DATASET RECORDS START
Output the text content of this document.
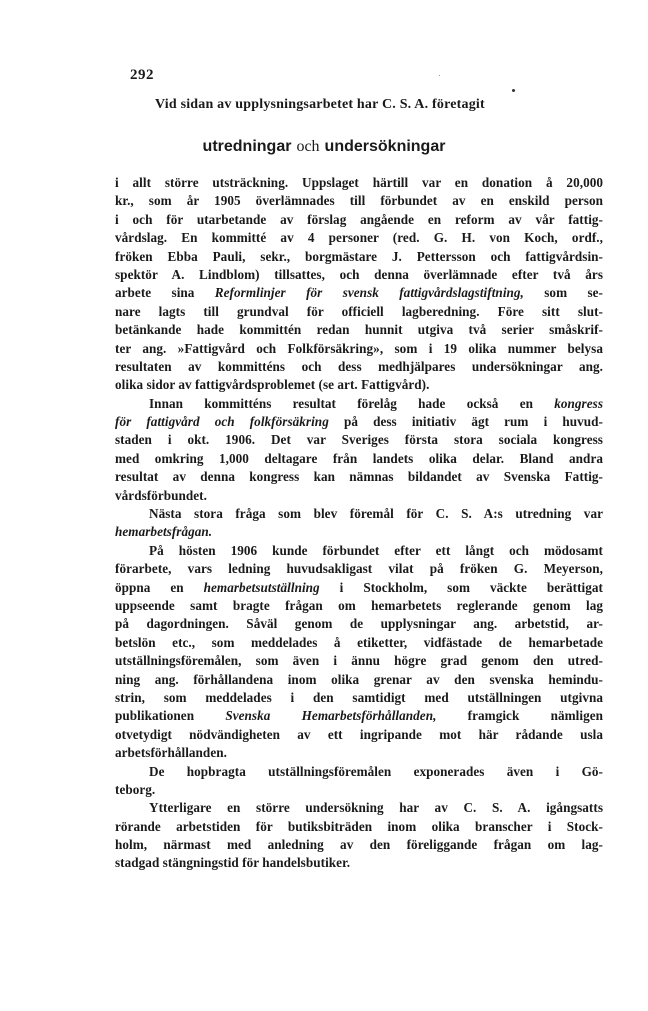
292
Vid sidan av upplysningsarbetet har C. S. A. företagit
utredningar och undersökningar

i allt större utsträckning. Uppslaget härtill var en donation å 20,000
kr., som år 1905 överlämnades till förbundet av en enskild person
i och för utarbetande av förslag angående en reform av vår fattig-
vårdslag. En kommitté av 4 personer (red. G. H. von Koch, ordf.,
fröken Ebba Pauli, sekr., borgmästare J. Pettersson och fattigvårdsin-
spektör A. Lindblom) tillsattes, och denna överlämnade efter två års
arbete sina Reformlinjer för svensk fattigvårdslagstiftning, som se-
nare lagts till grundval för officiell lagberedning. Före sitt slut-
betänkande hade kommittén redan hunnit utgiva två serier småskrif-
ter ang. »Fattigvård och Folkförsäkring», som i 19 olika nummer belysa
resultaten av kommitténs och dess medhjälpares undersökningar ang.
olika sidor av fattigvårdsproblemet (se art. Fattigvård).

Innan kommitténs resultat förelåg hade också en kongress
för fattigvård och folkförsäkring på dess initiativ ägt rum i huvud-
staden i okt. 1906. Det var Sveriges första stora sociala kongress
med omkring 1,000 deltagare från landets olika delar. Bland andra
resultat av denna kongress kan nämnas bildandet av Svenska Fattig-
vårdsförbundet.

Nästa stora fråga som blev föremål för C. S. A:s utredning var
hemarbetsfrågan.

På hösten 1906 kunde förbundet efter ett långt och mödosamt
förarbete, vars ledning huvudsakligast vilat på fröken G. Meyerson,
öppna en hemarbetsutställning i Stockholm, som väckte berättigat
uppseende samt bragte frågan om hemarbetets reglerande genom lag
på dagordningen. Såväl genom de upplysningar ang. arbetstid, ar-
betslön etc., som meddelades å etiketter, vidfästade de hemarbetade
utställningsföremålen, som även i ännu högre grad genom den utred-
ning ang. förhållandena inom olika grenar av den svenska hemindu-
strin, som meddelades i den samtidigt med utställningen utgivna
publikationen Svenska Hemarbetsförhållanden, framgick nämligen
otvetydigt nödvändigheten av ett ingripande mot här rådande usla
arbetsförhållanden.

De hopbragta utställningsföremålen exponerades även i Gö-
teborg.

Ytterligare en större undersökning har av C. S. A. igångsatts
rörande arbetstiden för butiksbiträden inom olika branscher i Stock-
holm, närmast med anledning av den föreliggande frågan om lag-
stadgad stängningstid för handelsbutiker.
DATASET RECORDS END
● **ASSIGNMENT**
Every record must be set down again exactly; pictures do not belong in the copy.

● **EXERCISE RESULT**
Output the text content of this document.
292
Vid sidan av upplysningsarbetet har C. S. A. företagit
utredningar och undersökningar

i allt större utsträckning. Uppslaget härtill var en donation å 20,000
kr., som år 1905 överlämnades till förbundet av en enskild person
i och för utarbetande av förslag angående en reform av vår fattig-
vårdslag. En kommitté av 4 personer (red. G. H. von Koch, ordf.,
fröken Ebba Pauli, sekr., borgmästare J. Pettersson och fattigvårdsin-
spektör A. Lindblom) tillsattes, och denna överlämnade efter två års
arbete sina Reformlinjer för svensk fattigvårdslagstiftning, som se-
nare lagts till grundval för officiell lagberedning. Före sitt slut-
betänkande hade kommittén redan hunnit utgiva två serier småskrif-
ter ang. »Fattigvård och Folkförsäkring», som i 19 olika nummer belysa
resultaten av kommitténs och dess medhjälpares undersökningar ang.
olika sidor av fattigvårdsproblemet (se art. Fattigvård).

Innan kommitténs resultat förelåg hade också en kongress
för fattigvård och folkförsäkring på dess initiativ ägt rum i huvud-
staden i okt. 1906. Det var Sveriges första stora sociala kongress
med omkring 1,000 deltagare från landets olika delar. Bland andra
resultat av denna kongress kan nämnas bildandet av Svenska Fattig-
vårdsförbundet.

Nästa stora fråga som blev föremål för C. S. A:s utredning var
hemarbetsfrågan.

På hösten 1906 kunde förbundet efter ett långt och mödosamt
förarbete, vars ledning huvudsakligast vilat på fröken G. Meyerson,
öppna en hemarbetsutställning i Stockholm, som väckte berättigat
uppseende samt bragte frågan om hemarbetets reglerande genom lag
på dagordningen. Såväl genom de upplysningar ang. arbetstid, ar-
betslön etc., som meddelades å etiketter, vidfästade de hemarbetade
utställningsföremålen, som även i ännu högre grad genom den utred-
ning ang. förhållandena inom olika grenar av den svenska hemindu-
strin, som meddelades i den samtidigt med utställningen utgivna
publikationen Svenska Hemarbetsförhållanden, framgick nämligen
otvetydigt nödvändigheten av ett ingripande mot här rådande usla
arbetsförhållanden.

De hopbragta utställningsföremålen exponerades även i Gö-
teborg.

Ytterligare en större undersökning har av C. S. A. igångsatts
rörande arbetstiden för butiksbiträden inom olika branscher i Stock-
holm, närmast med anledning av den föreliggande frågan om lag-
stadgad stängningstid för handelsbutiker.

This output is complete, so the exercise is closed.